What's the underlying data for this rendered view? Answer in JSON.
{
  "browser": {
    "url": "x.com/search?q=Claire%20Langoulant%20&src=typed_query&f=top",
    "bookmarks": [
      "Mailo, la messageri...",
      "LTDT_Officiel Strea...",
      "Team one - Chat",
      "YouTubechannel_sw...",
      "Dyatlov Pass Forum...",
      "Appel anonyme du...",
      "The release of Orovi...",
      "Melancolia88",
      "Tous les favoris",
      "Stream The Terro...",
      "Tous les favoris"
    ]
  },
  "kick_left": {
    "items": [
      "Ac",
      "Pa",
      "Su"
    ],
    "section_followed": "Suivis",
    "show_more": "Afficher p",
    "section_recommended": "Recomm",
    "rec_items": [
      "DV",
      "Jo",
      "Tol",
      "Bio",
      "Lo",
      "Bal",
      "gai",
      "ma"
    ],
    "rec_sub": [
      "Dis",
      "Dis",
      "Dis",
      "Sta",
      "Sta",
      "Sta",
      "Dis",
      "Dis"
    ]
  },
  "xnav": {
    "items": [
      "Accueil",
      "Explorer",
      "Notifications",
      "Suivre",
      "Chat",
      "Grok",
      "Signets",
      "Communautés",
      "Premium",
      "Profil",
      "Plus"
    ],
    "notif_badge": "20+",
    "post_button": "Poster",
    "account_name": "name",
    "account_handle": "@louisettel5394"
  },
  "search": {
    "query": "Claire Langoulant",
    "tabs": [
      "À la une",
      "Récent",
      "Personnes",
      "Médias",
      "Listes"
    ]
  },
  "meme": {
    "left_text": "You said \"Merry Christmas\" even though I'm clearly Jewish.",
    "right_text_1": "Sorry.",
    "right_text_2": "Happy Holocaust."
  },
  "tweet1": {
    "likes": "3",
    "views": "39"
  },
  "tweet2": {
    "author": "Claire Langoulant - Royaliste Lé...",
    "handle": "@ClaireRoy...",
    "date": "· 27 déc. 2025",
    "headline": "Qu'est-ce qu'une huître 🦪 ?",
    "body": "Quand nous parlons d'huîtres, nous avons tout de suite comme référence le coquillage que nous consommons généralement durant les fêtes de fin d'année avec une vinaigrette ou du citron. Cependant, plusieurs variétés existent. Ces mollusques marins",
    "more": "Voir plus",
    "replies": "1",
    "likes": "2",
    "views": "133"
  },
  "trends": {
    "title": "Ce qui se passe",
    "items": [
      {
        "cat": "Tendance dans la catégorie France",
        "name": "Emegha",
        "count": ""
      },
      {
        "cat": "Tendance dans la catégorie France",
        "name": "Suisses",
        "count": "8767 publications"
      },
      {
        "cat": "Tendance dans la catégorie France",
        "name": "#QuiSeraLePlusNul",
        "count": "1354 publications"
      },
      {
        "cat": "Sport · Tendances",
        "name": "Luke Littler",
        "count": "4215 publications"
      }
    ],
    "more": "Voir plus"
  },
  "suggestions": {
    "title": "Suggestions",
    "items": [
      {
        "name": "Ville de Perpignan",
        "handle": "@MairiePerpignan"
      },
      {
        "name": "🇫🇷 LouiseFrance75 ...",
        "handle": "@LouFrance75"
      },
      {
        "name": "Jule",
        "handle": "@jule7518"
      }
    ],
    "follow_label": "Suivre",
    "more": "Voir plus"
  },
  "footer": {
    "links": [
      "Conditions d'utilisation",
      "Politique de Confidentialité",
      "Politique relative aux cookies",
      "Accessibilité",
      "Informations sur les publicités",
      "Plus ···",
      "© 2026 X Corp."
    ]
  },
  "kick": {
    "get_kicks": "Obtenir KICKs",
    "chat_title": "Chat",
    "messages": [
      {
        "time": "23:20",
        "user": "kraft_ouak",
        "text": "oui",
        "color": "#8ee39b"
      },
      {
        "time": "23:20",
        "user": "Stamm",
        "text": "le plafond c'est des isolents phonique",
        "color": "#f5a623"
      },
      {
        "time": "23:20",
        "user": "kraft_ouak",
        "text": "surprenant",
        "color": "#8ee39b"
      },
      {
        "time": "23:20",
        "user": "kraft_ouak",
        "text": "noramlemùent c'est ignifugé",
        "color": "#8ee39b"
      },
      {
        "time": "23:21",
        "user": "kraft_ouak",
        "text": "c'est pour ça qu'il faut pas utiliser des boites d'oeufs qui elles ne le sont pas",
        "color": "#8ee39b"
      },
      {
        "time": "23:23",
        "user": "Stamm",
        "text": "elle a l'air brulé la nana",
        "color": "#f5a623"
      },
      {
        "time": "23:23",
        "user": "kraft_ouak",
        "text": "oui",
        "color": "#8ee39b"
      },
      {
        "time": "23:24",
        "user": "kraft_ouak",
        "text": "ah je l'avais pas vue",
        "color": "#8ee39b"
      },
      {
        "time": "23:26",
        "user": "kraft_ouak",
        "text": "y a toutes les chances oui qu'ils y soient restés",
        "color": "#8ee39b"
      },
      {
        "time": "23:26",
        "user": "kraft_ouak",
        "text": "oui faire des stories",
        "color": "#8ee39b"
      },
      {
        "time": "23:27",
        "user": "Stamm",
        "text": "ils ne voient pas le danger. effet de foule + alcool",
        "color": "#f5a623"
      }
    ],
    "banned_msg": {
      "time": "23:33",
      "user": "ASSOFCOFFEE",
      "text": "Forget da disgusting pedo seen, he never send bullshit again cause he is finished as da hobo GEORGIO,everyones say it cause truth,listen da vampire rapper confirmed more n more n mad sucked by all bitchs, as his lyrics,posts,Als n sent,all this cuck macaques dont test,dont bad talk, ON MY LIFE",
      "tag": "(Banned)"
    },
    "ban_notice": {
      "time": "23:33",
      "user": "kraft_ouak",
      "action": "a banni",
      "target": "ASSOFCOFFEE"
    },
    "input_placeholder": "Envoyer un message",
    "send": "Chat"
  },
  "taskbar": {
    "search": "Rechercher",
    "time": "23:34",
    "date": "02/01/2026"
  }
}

→ Exercise prompt
Print all of the data exactly as it was given.

→ Finished exercise
What's the underlying data for this rendered view? Answer in JSON.
{
  "browser": {
    "url": "x.com/search?q=Claire%20Langoulant%20&src=typed_query&f=top",
    "bookmarks": [
      "Mailo, la messageri...",
      "LTDT_Officiel Strea...",
      "Team one - Chat",
      "YouTubechannel_sw...",
      "Dyatlov Pass Forum...",
      "Appel anonyme du...",
      "The release of Orovi...",
      "Melancolia88",
      "Tous les favoris",
      "Stream The Terro...",
      "Tous les favoris"
    ]
  },
  "kick_left": {
    "items": [
      "Ac",
      "Pa",
      "Su"
    ],
    "section_followed": "Suivis",
    "show_more": "Afficher p",
    "section_recommended": "Recomm",
    "rec_items": [
      "DV",
      "Jo",
      "Tol",
      "Bio",
      "Lo",
      "Bal",
      "gai",
      "ma"
    ],
    "rec_sub": [
      "Dis",
      "Dis",
      "Dis",
      "Sta",
      "Sta",
      "Sta",
      "Dis",
      "Dis"
    ]
  },
  "xnav": {
    "items": [
      "Accueil",
      "Explorer",
      "Notifications",
      "Suivre",
      "Chat",
      "Grok",
      "Signets",
      "Communautés",
      "Premium",
      "Profil",
      "Plus"
    ],
    "notif_badge": "20+",
    "post_button": "Poster",
    "account_name": "name",
    "account_handle": "@louisettel5394"
  },
  "search": {
    "query": "Claire Langoulant",
    "tabs": [
      "À la une",
      "Récent",
      "Personnes",
      "Médias",
      "Listes"
    ]
  },
  "meme": {
    "left_text": "You said \"Merry Christmas\" even though I'm clearly Jewish.",
    "right_text_1": "Sorry.",
    "right_text_2": "Happy Holocaust."
  },
  "tweet1": {
    "likes": "3",
    "views": "39"
  },
  "tweet2": {
    "author": "Claire Langoulant - Royaliste Lé...",
    "handle": "@ClaireRoy...",
    "date": "· 27 déc. 2025",
    "headline": "Qu'est-ce qu'une huître 🦪 ?",
    "body": "Quand nous parlons d'huîtres, nous avons tout de suite comme référence le coquillage que nous consommons généralement durant les fêtes de fin d'année avec une vinaigrette ou du citron. Cependant, plusieurs variétés existent. Ces mollusques marins",
    "more": "Voir plus",
    "replies": "1",
    "likes": "2",
    "views": "133"
  },
  "trends": {
    "title": "Ce qui se passe",
    "items": [
      {
        "cat": "Tendance dans la catégorie France",
        "name": "Emegha",
        "count": ""
      },
      {
        "cat": "Tendance dans la catégorie France",
        "name": "Suisses",
        "count": "8767 publications"
      },
      {
        "cat": "Tendance dans la catégorie France",
        "name": "#QuiSeraLePlusNul",
        "count": "1354 publications"
      },
      {
        "cat": "Sport · Tendances",
        "name": "Luke Littler",
        "count": "4215 publications"
      }
    ],
    "more": "Voir plus"
  },
  "suggestions": {
    "title": "Suggestions",
    "items": [
      {
        "name": "Ville de Perpignan",
        "handle": "@MairiePerpignan"
      },
      {
        "name": "🇫🇷 LouiseFrance75 ...",
        "handle": "@LouFrance75"
      },
      {
        "name": "Jule",
        "handle": "@jule7518"
      }
    ],
    "follow_label": "Suivre",
    "more": "Voir plus"
  },
  "footer": {
    "links": [
      "Conditions d'utilisation",
      "Politique de Confidentialité",
      "Politique relative aux cookies",
      "Accessibilité",
      "Informations sur les publicités",
      "Plus ···",
      "© 2026 X Corp."
    ]
  },
  "kick": {
    "get_kicks": "Obtenir KICKs",
    "chat_title": "Chat",
    "messages": [
      {
        "time": "23:20",
        "user": "kraft_ouak",
        "text": "oui",
        "color": "#8ee39b"
      },
      {
        "time": "23:20",
        "user": "Stamm",
        "text": "le plafond c'est des isolents phonique",
        "color": "#f5a623"
      },
      {
        "time": "23:20",
        "user": "kraft_ouak",
        "text": "surprenant",
        "color": "#8ee39b"
      },
      {
        "time": "23:20",
        "user": "kraft_ouak",
        "text": "noramlemùent c'est ignifugé",
        "color": "#8ee39b"
      },
      {
        "time": "23:21",
        "user": "kraft_ouak",
        "text": "c'est pour ça qu'il faut pas utiliser des boites d'oeufs qui elles ne le sont pas",
        "color": "#8ee39b"
      },
      {
        "time": "23:23",
        "user": "Stamm",
        "text": "elle a l'air brulé la nana",
        "color": "#f5a623"
      },
      {
        "time": "23:23",
        "user": "kraft_ouak",
        "text": "oui",
        "color": "#8ee39b"
      },
      {
        "time": "23:24",
        "user": "kraft_ouak",
        "text": "ah je l'avais pas vue",
        "color": "#8ee39b"
      },
      {
        "time": "23:26",
        "user": "kraft_ouak",
        "text": "y a toutes les chances oui qu'ils y soient restés",
        "color": "#8ee39b"
      },
      {
        "time": "23:26",
        "user": "kraft_ouak",
        "text": "oui faire des stories",
        "color": "#8ee39b"
      },
      {
        "time": "23:27",
        "user": "Stamm",
        "text": "ils ne voient pas le danger. effet de foule + alcool",
        "color": "#f5a623"
      }
    ],
    "banned_msg": {
      "time": "23:33",
      "user": "ASSOFCOFFEE",
      "text": "Forget da disgusting pedo seen, he never send bullshit again cause he is finished as da hobo GEORGIO,everyones say it cause truth,listen da vampire rapper confirmed more n more n mad sucked by all bitchs, as his lyrics,posts,Als n sent,all this cuck macaques dont test,dont bad talk, ON MY LIFE",
      "tag": "(Banned)"
    },
    "ban_notice": {
      "time": "23:33",
      "user": "kraft_ouak",
      "action": "a banni",
      "target": "ASSOFCOFFEE"
    },
    "input_placeholder": "Envoyer un message",
    "send": "Chat"
  },
  "taskbar": {
    "search": "Rechercher",
    "time": "23:34",
    "date": "02/01/2026"
  }
}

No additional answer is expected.